PROBLEM DETAILS » Copy out all lines that hold "туристской".

RECORDS FOR THIS EXERCISE »
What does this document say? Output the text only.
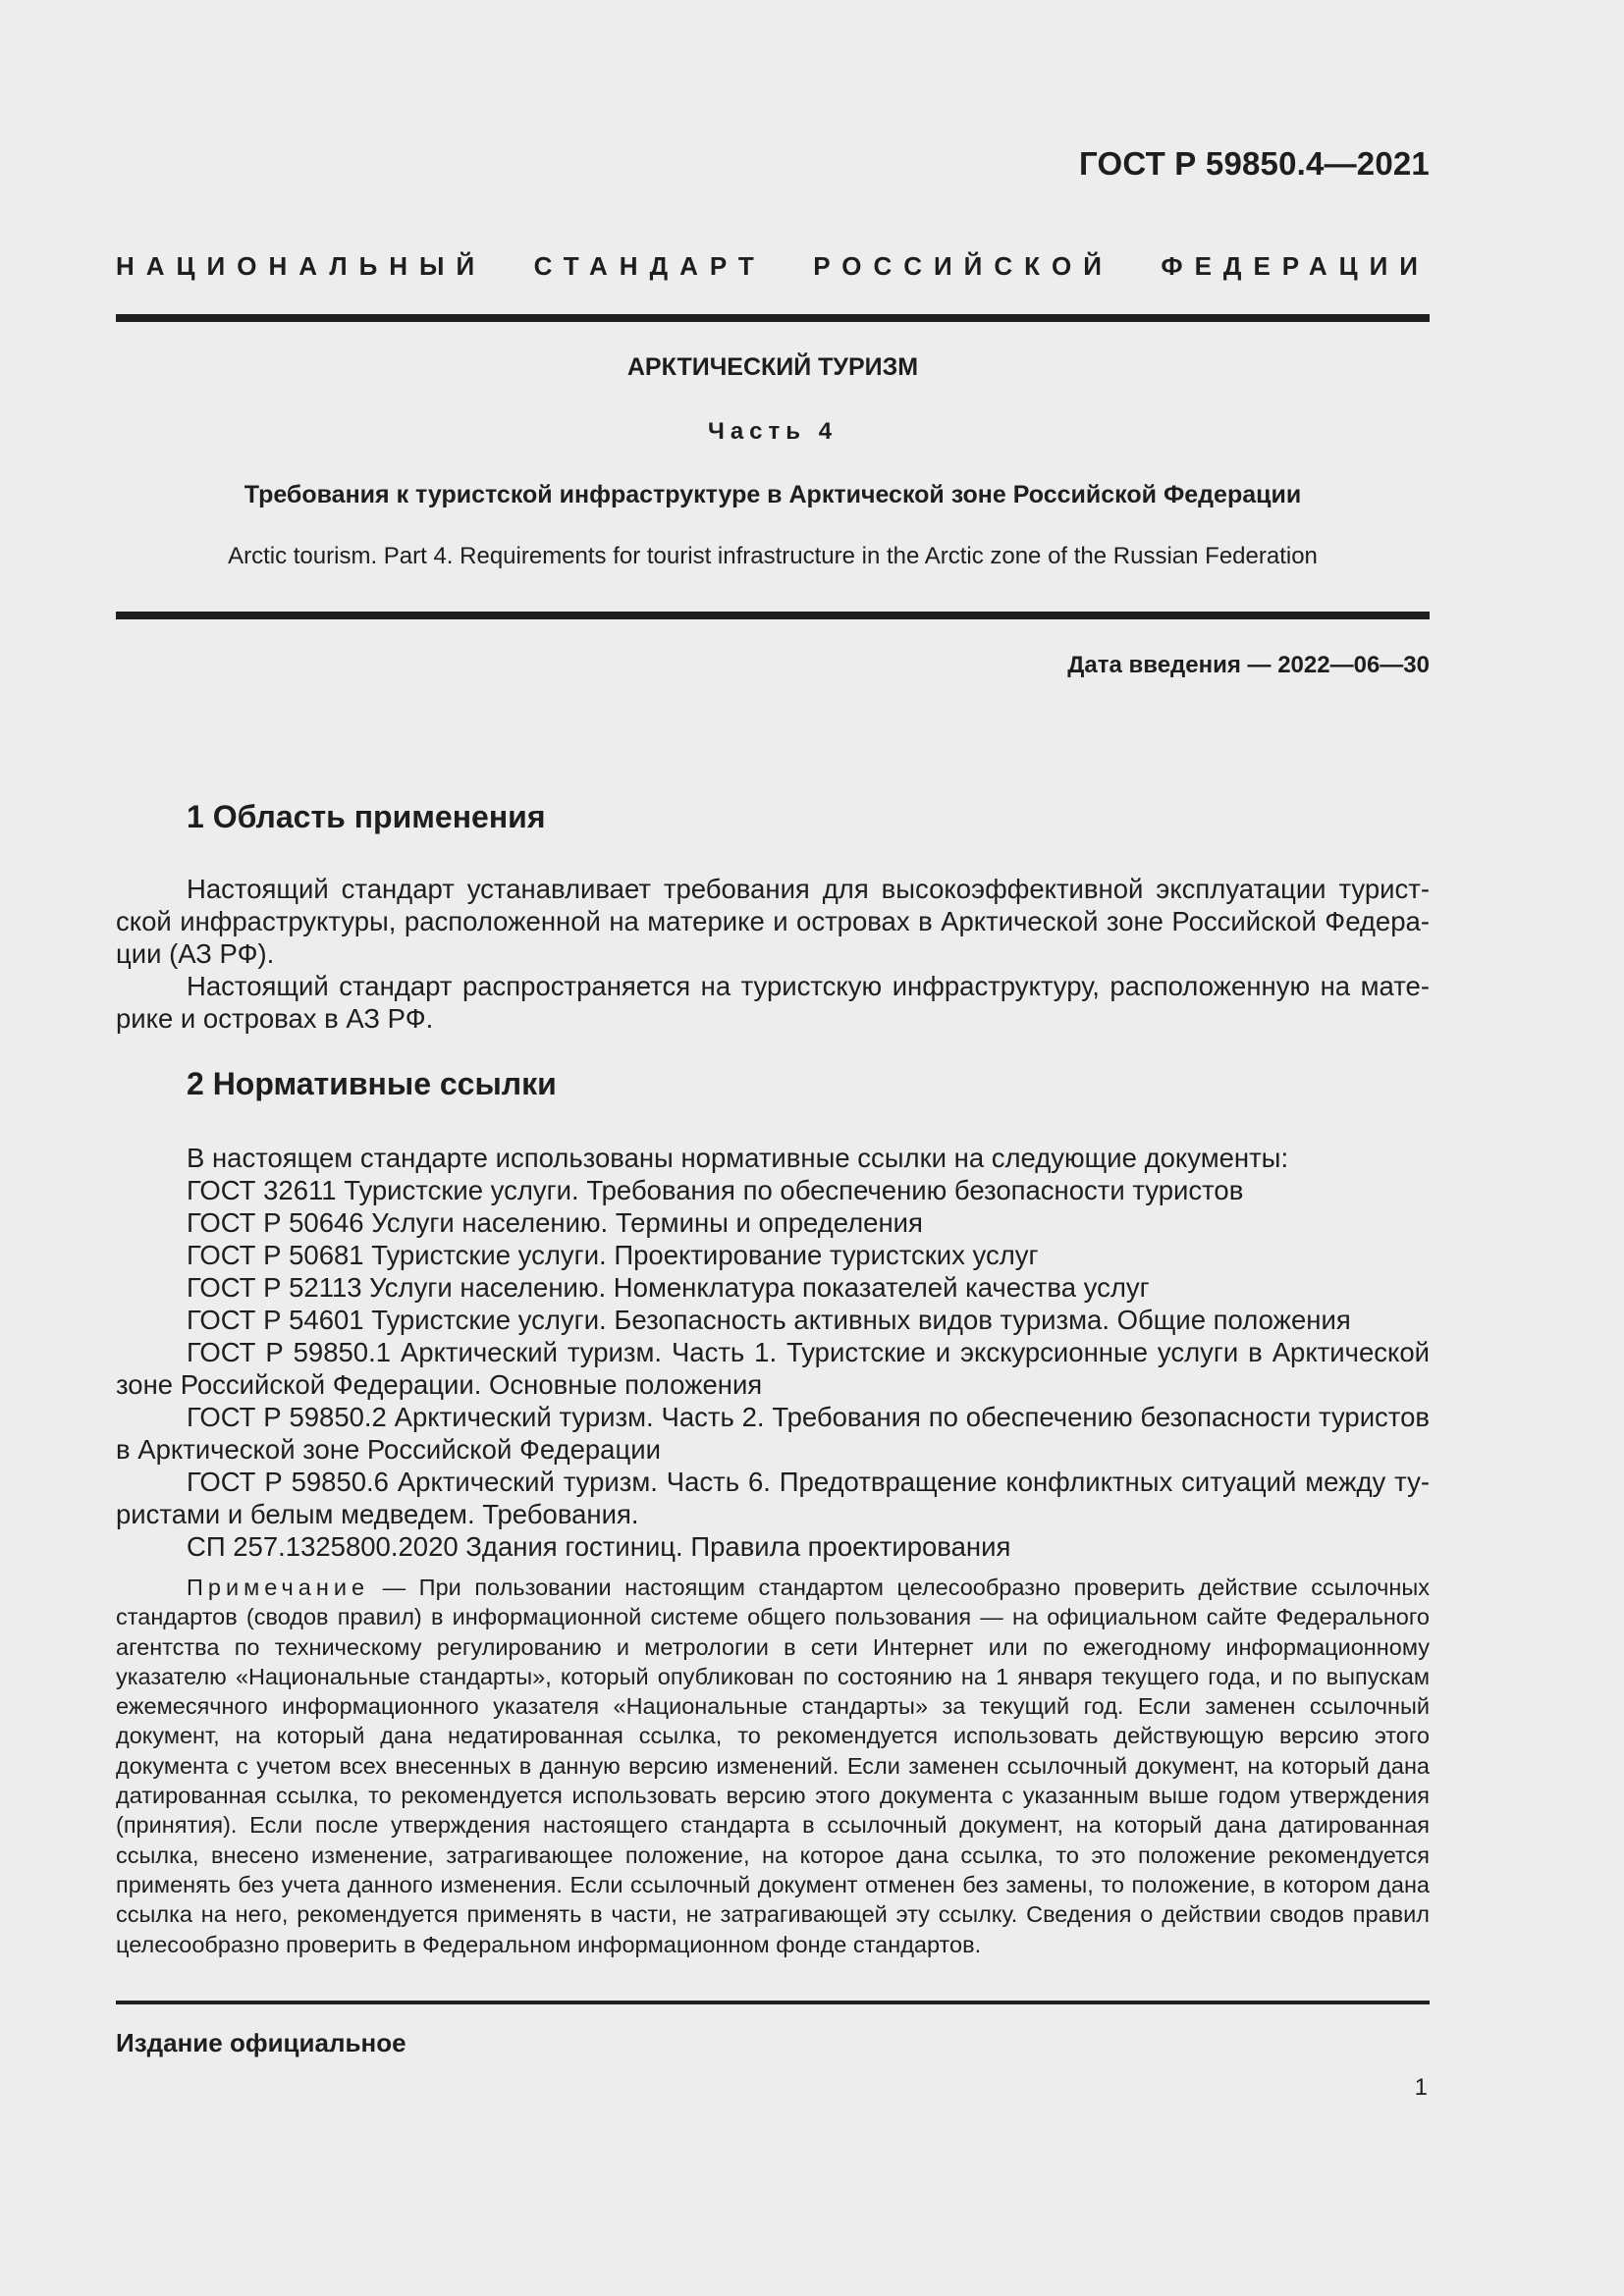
ГОСТ Р 59850.4—2021
НАЦИОНАЛЬНЫЙ СТАНДАРТ РОССИЙСКОЙ ФЕДЕРАЦИИ
АРКТИЧЕСКИЙ ТУРИЗМ
Часть 4
Требования к туристской инфраструктуре в Арктической зоне Российской Федерации
Arctic tourism. Part 4. Requirements for tourist infrastructure in the Arctic zone of the Russian Federation
Дата введения — 2022—06—30
1 Область применения

Настоящий стандарт устанавливает требования для высокоэффективной эксплуатации туристской инфраструктуры, расположенной на материке и островах в Арктической зоне Российской Федерации (АЗ РФ).

Настоящий стандарт распространяется на туристскую инфраструктуру, расположенную на материке и островах в АЗ РФ.

2 Нормативные ссылки

В настоящем стандарте использованы нормативные ссылки на следующие документы:

ГОСТ 32611 Туристские услуги. Требования по обеспечению безопасности туристов

ГОСТ Р 50646 Услуги населению. Термины и определения

ГОСТ Р 50681 Туристские услуги. Проектирование туристских услуг

ГОСТ Р 52113 Услуги населению. Номенклатура показателей качества услуг

ГОСТ Р 54601 Туристские услуги. Безопасность активных видов туризма. Общие положения

ГОСТ Р 59850.1 Арктический туризм. Часть 1. Туристские и экскурсионные услуги в Арктической зоне Российской Федерации. Основные положения

ГОСТ Р 59850.2 Арктический туризм. Часть 2. Требования по обеспечению безопасности туристов в Арктической зоне Российской Федерации

ГОСТ Р 59850.6 Арктический туризм. Часть 6. Предотвращение конфликтных ситуаций между туристами и белым медведем. Требования.

СП 257.1325800.2020 Здания гостиниц. Правила проектирования

Примечание — При пользовании настоящим стандартом целесообразно проверить действие ссылочных стандартов (сводов правил) в информационной системе общего пользования — на официальном сайте Федерального агентства по техническому регулированию и метрологии в сети Интернет или по ежегодному информационному указателю «Национальные стандарты», который опубликован по состоянию на 1 января текущего года, и по выпускам ежемесячного информационного указателя «Национальные стандарты» за текущий год. Если заменен ссылочный документ, на который дана недатированная ссылка, то рекомендуется использовать действующую версию этого документа с учетом всех внесенных в данную версию изменений. Если заменен ссылочный документ, на который дана датированная ссылка, то рекомендуется использовать версию этого документа с указанным выше годом утверждения (принятия). Если после утверждения настоящего стандарта в ссылочный документ, на который дана датированная ссылка, внесено изменение, затрагивающее положение, на которое дана ссылка, то это положение рекомендуется применять без учета данного изменения. Если ссылочный документ отменен без замены, то положение, в котором дана ссылка на него, рекомендуется применять в части, не затрагивающей эту ссылку. Сведения о действии сводов правил целесообразно проверить в Федеральном информационном фонде стандартов.

Издание официальное
1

REPLY »
Требования к туристской инфраструктуре в Арктической зоне Российской Федерации
Настоящий стандарт устанавливает требования для высокоэффективной эксплуатации туристской инфраструктуры, расположенной на материке и островах в Арктической зоне Российской Федерации (АЗ РФ).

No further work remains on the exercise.